Omit the images, then output each of the records below exactly.
═════ Records for processing ═════
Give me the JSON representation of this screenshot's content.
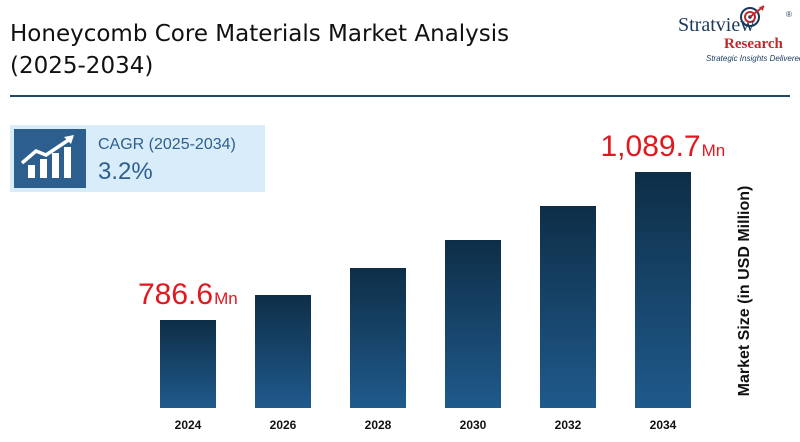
{
  "header": {
    "title_line1": "Honeycomb Core Materials Market Analysis",
    "title_line2": "(2025-2034)"
  },
  "logo": {
    "brand": "Stratview",
    "registered": "®",
    "research": "Research",
    "tagline": "Strategic Insights Delivered",
    "icon": "target-globe-icon"
  },
  "cagr": {
    "icon": "growth-chart-icon",
    "label": "CAGR (2025-2034)",
    "value": "3.2%"
  },
  "colors": {
    "bar_top": "#0e2e47",
    "bar_bottom": "#1f5a8c",
    "highlight": "#e0191f",
    "accent": "#2d5f8e"
  },
  "chart_data": {
    "type": "bar",
    "categories": [
      "2024",
      "2026",
      "2028",
      "2030",
      "2032",
      "2034"
    ],
    "values": [
      786.6,
      838,
      893,
      951,
      1020,
      1089.7
    ],
    "ylabel": "Market Size (in USD Million)",
    "grid": false,
    "legend": "none",
    "annotations": [
      {
        "category": "2024",
        "value": "786.6",
        "unit": "Mn"
      },
      {
        "category": "2034",
        "value": "1,089.7",
        "unit": "Mn"
      }
    ]
  }
}
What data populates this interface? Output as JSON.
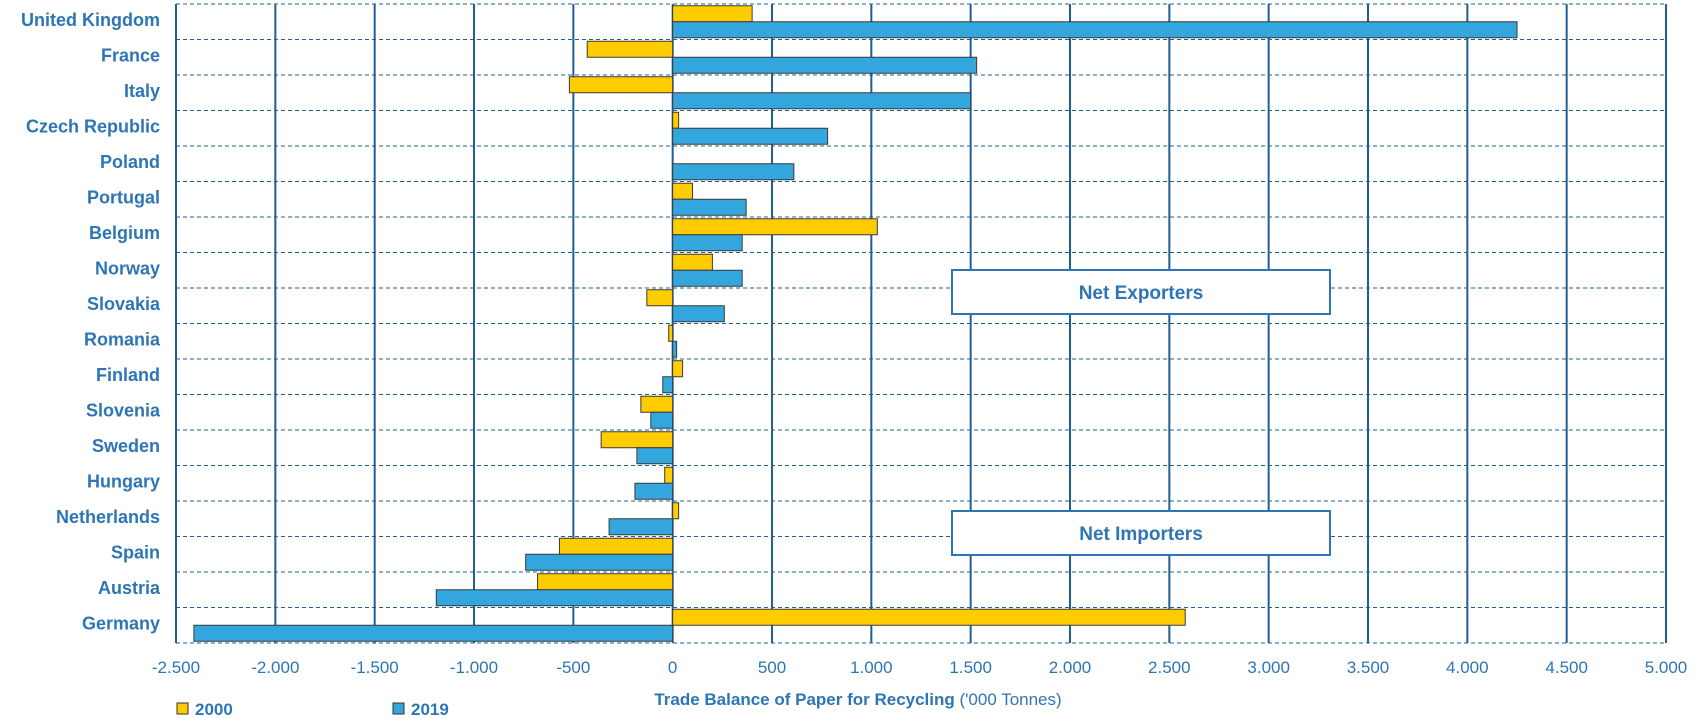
{
  "chart_data": {
    "type": "bar",
    "orientation": "horizontal",
    "categories": [
      "United Kingdom",
      "France",
      "Italy",
      "Czech Republic",
      "Poland",
      "Portugal",
      "Belgium",
      "Norway",
      "Slovakia",
      "Romania",
      "Finland",
      "Slovenia",
      "Sweden",
      "Hungary",
      "Netherlands",
      "Spain",
      "Austria",
      "Germany"
    ],
    "series": [
      {
        "name": "2000",
        "color": "#ffcc00",
        "values": [
          400,
          -430,
          -520,
          30,
          0,
          100,
          1030,
          200,
          -130,
          -20,
          50,
          -160,
          -360,
          -40,
          30,
          -570,
          -680,
          2580
        ]
      },
      {
        "name": "2019",
        "color": "#33a6dd",
        "values": [
          4250,
          1530,
          1500,
          780,
          610,
          370,
          350,
          350,
          260,
          20,
          -50,
          -110,
          -180,
          -190,
          -320,
          -740,
          -1190,
          -2410
        ]
      }
    ],
    "xlabel_bold": "Trade Balance of Paper for Recycling",
    "xlabel_rest": " ('000 Tonnes)",
    "xlim": [
      -2500,
      5000
    ],
    "xticks": [
      -2500,
      -2000,
      -1500,
      -1000,
      -500,
      0,
      500,
      1000,
      1500,
      2000,
      2500,
      3000,
      3500,
      4000,
      4500,
      5000
    ],
    "xtick_labels": [
      "-2.500",
      "-2.000",
      "-1.500",
      "-1.000",
      "-500",
      "0",
      "500",
      "1.000",
      "1.500",
      "2.000",
      "2.500",
      "3.000",
      "3.500",
      "4.000",
      "4.500",
      "5.000"
    ],
    "grid": {
      "vertical": "solid",
      "horizontal": "dashed"
    },
    "legend_position": "bottom-left",
    "annotations": [
      "Net Exporters",
      "Net Importers"
    ],
    "colors": {
      "text": "#2e75b6",
      "grid": "#1f5f96"
    }
  }
}
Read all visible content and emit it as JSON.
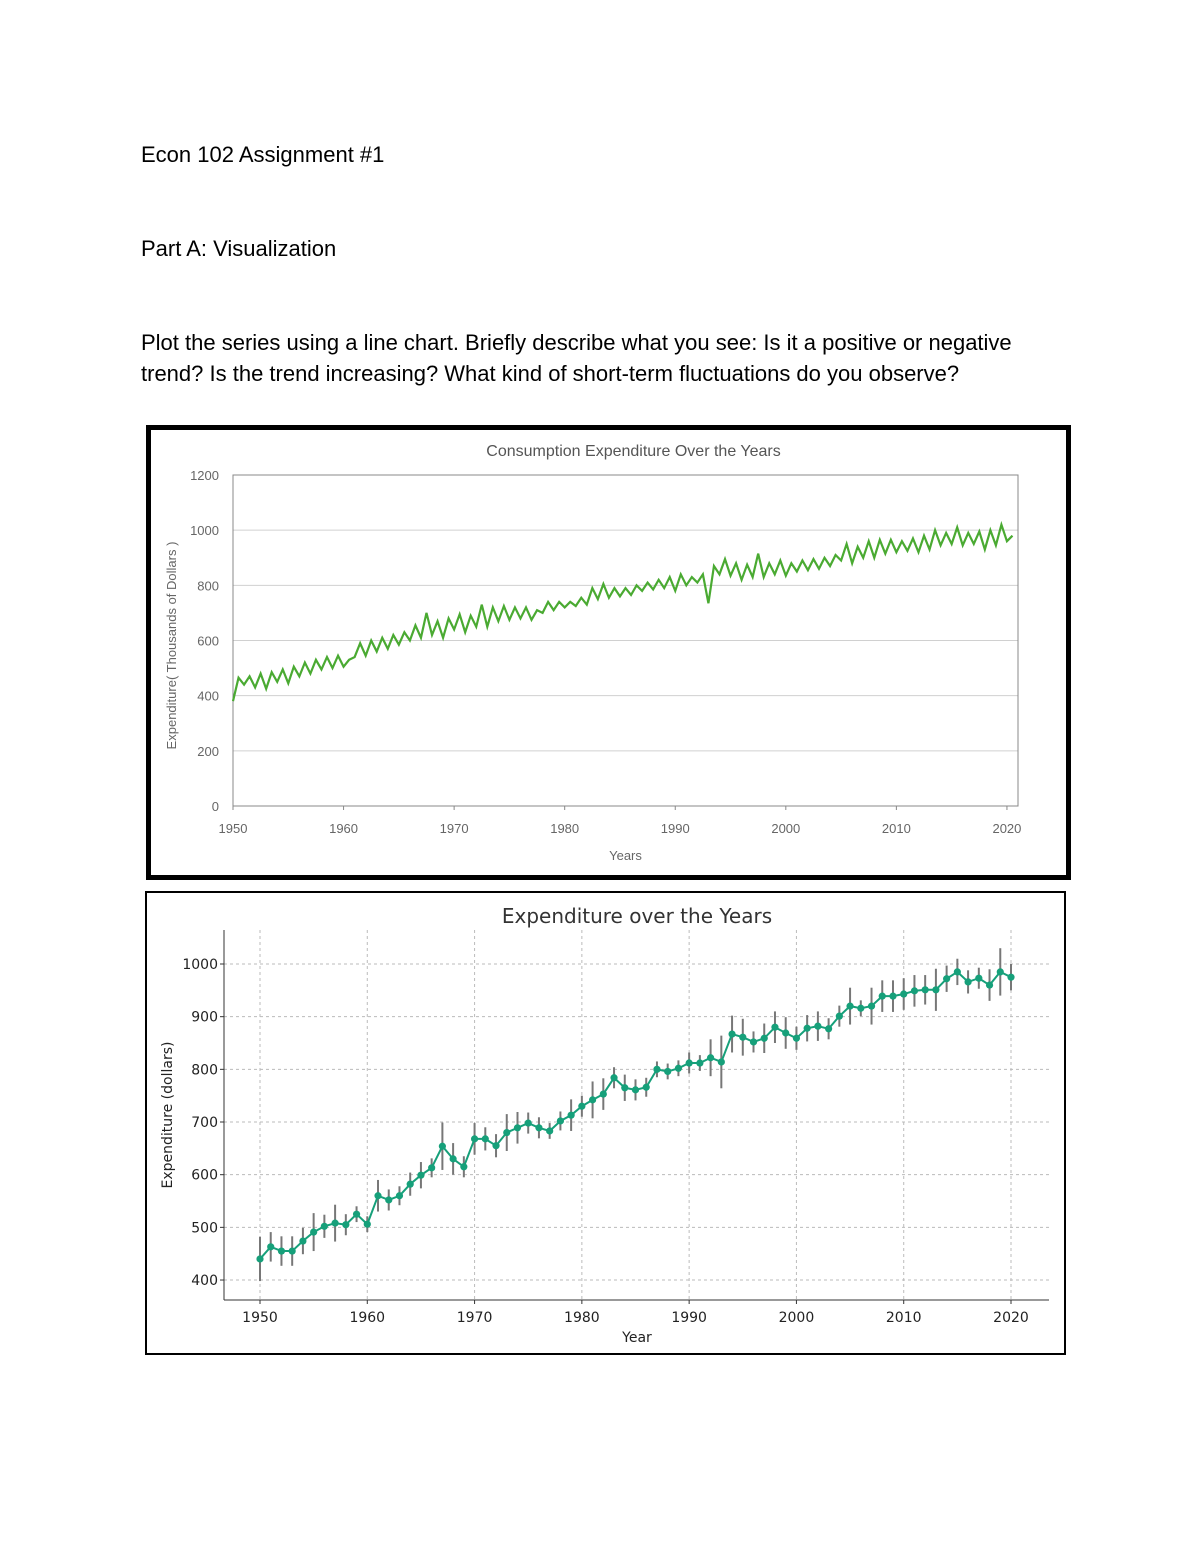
═════
Result of this task>
Give me the JSON representation of this screenshot's content.
{
  "header": {
    "title_line1": "Honeycomb Core Materials Market Analysis",
    "title_line2": "(2025-2034)"
  },
  "logo": {
    "brand": "Stratview",
    "registered": "®",
    "research": "Research",
    "tagline": "Strategic Insights Delivered",
    "icon": "target-globe-icon"
  },
  "cagr": {
    "icon": "growth-chart-icon",
    "label": "CAGR (2025-2034)",
    "value": "3.2%"
  },
  "colors": {
    "bar_top": "#0e2e47",
    "bar_bottom": "#1f5a8c",
    "highlight": "#e0191f",
    "accent": "#2d5f8e"
  },
  "chart_data": {
    "type": "bar",
    "categories": [
      "2024",
      "2026",
      "2028",
      "2030",
      "2032",
      "2034"
    ],
    "values": [
      786.6,
      838,
      893,
      951,
      1020,
      1089.7
    ],
    "ylabel": "Market Size (in USD Million)",
    "grid": false,
    "legend": "none",
    "annotations": [
      {
        "category": "2024",
        "value": "786.6",
        "unit": "Mn"
      },
      {
        "category": "2034",
        "value": "1,089.7",
        "unit": "Mn"
      }
    ]
  }
}
What data populates this interface? Output as JSON.
{
  "chart_data": {
    "type": "bar",
    "orientation": "horizontal",
    "categories": [
      "United Kingdom",
      "France",
      "Italy",
      "Czech Republic",
      "Poland",
      "Portugal",
      "Belgium",
      "Norway",
      "Slovakia",
      "Romania",
      "Finland",
      "Slovenia",
      "Sweden",
      "Hungary",
      "Netherlands",
      "Spain",
      "Austria",
      "Germany"
    ],
    "series": [
      {
        "name": "2000",
        "color": "#ffcc00",
        "values": [
          400,
          -430,
          -520,
          30,
          0,
          100,
          1030,
          200,
          -130,
          -20,
          50,
          -160,
          -360,
          -40,
          30,
          -570,
          -680,
          2580
        ]
      },
      {
        "name": "2019",
        "color": "#33a6dd",
        "values": [
          4250,
          1530,
          1500,
          780,
          610,
          370,
          350,
          350,
          260,
          20,
          -50,
          -110,
          -180,
          -190,
          -320,
          -740,
          -1190,
          -2410
        ]
      }
    ],
    "xlabel_bold": "Trade Balance of Paper for Recycling",
    "xlabel_rest": " ('000 Tonnes)",
    "xlim": [
      -2500,
      5000
    ],
    "xticks": [
      -2500,
      -2000,
      -1500,
      -1000,
      -500,
      0,
      500,
      1000,
      1500,
      2000,
      2500,
      3000,
      3500,
      4000,
      4500,
      5000
    ],
    "xtick_labels": [
      "-2.500",
      "-2.000",
      "-1.500",
      "-1.000",
      "-500",
      "0",
      "500",
      "1.000",
      "1.500",
      "2.000",
      "2.500",
      "3.000",
      "3.500",
      "4.000",
      "4.500",
      "5.000"
    ],
    "grid": {
      "vertical": "solid",
      "horizontal": "dashed"
    },
    "legend_position": "bottom-left",
    "annotations": [
      "Net Exporters",
      "Net Importers"
    ],
    "colors": {
      "text": "#2e75b6",
      "grid": "#1f5f96"
    }
  }
}
Read all visible content and emit it as JSON.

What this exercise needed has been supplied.